** Requirements **
How many lines in the listing below include the word "image"? Answer with the number and nothing else.

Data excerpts

++++++++

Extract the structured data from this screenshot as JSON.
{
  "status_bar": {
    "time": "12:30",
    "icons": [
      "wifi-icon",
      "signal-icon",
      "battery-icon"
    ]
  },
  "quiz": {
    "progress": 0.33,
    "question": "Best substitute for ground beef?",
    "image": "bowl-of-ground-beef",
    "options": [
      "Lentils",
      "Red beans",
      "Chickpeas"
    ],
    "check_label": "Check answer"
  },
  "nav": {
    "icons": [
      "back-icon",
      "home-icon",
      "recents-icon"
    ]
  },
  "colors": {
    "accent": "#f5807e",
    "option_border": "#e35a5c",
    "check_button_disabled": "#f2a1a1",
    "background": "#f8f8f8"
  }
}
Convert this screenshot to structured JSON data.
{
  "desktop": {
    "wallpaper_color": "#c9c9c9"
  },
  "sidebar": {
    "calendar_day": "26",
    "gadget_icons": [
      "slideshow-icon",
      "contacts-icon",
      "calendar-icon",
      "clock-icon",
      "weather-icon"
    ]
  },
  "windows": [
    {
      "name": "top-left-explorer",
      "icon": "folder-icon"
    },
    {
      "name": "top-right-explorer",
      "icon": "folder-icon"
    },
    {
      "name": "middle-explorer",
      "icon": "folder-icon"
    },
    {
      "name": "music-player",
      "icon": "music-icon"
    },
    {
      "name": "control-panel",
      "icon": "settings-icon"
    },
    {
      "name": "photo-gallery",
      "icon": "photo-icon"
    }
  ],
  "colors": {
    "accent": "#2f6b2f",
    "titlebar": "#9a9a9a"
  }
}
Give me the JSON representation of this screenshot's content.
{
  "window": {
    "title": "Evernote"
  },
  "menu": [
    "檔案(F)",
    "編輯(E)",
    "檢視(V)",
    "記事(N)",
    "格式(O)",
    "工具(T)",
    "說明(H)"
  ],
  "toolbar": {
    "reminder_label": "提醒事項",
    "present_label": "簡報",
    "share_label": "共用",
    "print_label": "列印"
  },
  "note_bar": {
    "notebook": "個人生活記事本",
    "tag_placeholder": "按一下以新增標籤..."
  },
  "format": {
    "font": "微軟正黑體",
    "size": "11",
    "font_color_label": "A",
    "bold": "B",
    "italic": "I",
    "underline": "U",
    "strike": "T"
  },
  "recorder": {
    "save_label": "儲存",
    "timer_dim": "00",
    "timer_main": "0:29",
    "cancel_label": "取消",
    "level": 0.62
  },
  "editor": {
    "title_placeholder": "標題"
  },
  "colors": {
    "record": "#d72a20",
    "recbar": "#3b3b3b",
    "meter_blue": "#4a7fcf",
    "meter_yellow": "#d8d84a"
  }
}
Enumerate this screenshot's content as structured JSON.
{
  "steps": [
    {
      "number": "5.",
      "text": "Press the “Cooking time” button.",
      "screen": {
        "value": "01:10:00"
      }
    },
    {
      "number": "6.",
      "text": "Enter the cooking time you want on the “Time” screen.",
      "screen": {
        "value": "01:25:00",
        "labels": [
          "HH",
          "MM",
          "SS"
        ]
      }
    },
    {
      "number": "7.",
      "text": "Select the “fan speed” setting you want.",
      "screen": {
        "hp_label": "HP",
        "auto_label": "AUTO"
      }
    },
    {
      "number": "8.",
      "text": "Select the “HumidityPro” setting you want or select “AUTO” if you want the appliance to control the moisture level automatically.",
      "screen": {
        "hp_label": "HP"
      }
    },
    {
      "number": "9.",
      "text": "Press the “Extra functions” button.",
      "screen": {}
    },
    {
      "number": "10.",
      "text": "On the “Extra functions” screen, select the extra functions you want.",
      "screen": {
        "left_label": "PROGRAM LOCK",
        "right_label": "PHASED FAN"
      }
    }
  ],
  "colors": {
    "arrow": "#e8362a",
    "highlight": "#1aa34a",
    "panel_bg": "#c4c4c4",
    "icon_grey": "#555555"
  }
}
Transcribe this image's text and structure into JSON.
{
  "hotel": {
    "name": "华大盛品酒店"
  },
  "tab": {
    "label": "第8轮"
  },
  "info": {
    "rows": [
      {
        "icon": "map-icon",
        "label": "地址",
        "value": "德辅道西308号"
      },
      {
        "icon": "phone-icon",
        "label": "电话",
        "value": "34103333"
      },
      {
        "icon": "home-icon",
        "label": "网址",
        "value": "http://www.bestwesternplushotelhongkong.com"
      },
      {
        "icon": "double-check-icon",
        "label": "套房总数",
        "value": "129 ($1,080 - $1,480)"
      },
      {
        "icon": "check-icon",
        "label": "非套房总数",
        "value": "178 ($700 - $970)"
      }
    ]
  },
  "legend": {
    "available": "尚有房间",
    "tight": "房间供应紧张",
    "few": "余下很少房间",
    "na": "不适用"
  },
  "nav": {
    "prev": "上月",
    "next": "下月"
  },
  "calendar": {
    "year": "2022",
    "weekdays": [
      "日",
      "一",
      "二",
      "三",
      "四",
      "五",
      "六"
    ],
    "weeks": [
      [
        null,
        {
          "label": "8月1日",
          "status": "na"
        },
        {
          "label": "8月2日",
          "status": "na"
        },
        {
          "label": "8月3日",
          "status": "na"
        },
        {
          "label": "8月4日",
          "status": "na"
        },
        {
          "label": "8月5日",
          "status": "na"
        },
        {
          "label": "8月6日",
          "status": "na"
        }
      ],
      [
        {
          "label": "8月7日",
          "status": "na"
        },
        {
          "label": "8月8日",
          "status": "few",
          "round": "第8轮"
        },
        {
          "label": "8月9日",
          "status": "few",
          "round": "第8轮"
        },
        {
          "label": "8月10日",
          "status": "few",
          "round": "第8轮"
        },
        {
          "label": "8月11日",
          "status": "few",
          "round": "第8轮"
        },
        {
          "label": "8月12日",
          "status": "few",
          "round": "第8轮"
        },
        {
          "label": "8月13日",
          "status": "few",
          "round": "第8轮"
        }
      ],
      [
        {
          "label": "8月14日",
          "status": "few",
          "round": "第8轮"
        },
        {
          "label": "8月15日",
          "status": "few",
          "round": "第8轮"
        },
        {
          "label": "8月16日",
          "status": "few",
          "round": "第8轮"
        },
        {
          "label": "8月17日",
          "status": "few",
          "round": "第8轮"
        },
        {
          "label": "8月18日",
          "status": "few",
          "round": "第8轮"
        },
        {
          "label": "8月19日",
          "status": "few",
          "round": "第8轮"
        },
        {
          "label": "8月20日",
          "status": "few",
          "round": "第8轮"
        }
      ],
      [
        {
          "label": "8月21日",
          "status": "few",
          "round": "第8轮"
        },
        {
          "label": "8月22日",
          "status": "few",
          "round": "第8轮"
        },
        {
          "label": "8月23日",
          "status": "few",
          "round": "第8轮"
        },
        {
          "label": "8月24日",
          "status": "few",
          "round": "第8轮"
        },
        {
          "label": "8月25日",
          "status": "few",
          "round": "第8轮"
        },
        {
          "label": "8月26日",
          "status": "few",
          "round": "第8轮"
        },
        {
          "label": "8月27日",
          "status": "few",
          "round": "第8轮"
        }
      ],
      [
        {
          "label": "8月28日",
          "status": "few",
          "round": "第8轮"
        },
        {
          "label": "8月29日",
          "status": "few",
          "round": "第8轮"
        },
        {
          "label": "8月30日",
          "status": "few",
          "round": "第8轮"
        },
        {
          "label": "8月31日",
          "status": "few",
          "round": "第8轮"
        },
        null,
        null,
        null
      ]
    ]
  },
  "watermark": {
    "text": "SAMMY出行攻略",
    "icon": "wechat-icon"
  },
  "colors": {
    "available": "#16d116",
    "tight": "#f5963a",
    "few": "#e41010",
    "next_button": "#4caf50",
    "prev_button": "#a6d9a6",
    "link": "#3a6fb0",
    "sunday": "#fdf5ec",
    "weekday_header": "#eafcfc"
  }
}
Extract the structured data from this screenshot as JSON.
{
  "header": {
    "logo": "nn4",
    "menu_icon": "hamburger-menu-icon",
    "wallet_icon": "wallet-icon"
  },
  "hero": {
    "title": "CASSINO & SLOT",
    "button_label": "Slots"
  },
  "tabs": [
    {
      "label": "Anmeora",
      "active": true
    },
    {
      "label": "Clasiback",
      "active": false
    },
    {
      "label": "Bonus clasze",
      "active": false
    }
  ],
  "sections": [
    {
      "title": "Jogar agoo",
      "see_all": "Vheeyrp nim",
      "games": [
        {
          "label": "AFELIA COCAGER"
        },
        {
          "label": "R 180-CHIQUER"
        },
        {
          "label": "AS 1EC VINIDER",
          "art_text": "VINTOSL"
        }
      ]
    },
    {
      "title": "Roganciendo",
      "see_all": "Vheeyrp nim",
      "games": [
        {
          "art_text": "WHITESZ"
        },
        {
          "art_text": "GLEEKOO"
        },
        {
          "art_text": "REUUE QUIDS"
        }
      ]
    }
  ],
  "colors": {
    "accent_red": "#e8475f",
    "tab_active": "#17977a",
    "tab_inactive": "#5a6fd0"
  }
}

++++++++

** Finished task **
2